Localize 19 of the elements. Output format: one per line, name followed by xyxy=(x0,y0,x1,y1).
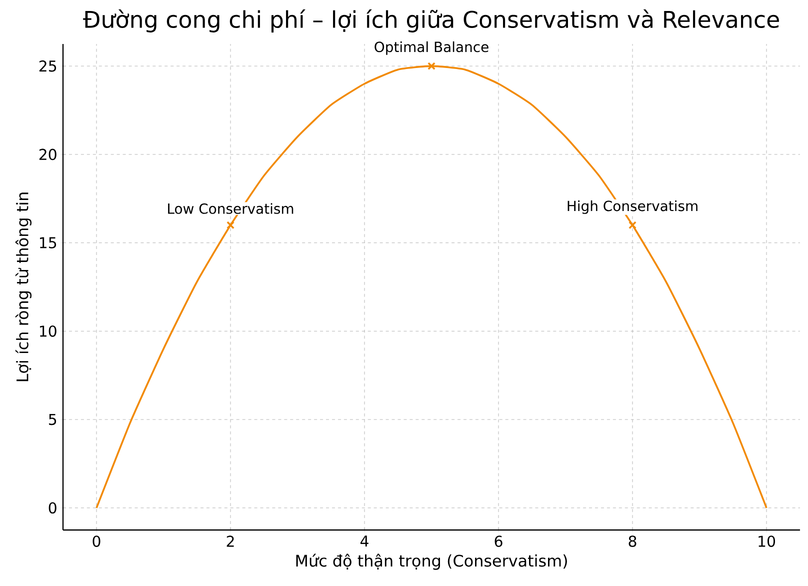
x-tick-label: 4 xyxy=(360,536,368,547)
annotation: Low Conservatism xyxy=(168,203,294,214)
x-tick-label: 8 xyxy=(628,536,636,547)
x-tick-label: 0 xyxy=(92,536,100,547)
y-tick-label: 5 xyxy=(49,414,56,426)
x-axis-title: Mức độ thận trọng (Conservatism) xyxy=(296,554,567,570)
y-tick-label: 0 xyxy=(48,502,56,514)
chart-title: Đường cong chi phí – lợi ích giữa Conservatism và Relevance xyxy=(83,9,779,32)
line-series xyxy=(96,65,768,509)
x-tick-label: 2 xyxy=(226,536,234,547)
annotation: Optimal Balance xyxy=(374,41,488,55)
y-tick-label: 25 xyxy=(39,60,56,72)
y-axis-title: Lợi ích ròng từ thông tin xyxy=(15,192,32,382)
annotation: High Conservatism xyxy=(568,200,698,214)
x-tick-label: 6 xyxy=(494,536,502,547)
x-tick-label: 10 xyxy=(758,536,776,547)
y-tick-label: 10 xyxy=(40,326,56,337)
y-tick-label: 15 xyxy=(40,237,56,248)
y-tick-label: 20 xyxy=(39,148,56,160)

══════════════════════════════

**THE TASK**
Put everything from the line containing "x-tick-label: 4 xyxy=(360,536,368,547)" down to the line containing "y-tick-label: 0 xyxy=(48,502,56,514)", both included, into a Markdown table with the columns No. and Text, numbering each line and skipping any blank ones.

**RESULT OF THIS EXERCISE**
| No. | Text |
|---|---|
| 1 | x-tick-label: 4 xyxy=(360,536,368,547) |
| 2 | annotation: Low Conservatism xyxy=(168,203,294,214) |
| 3 | x-tick-label: 8 xyxy=(628,536,636,547) |
| 4 | x-tick-label: 0 xyxy=(92,536,100,547) |
| 5 | y-tick-label: 5 xyxy=(49,414,56,426) |
| 6 | x-axis-title: Mức độ thận trọng (Conservatism) xyxy=(296,554,567,570) |
| 7 | y-tick-label: 0 xyxy=(48,502,56,514) |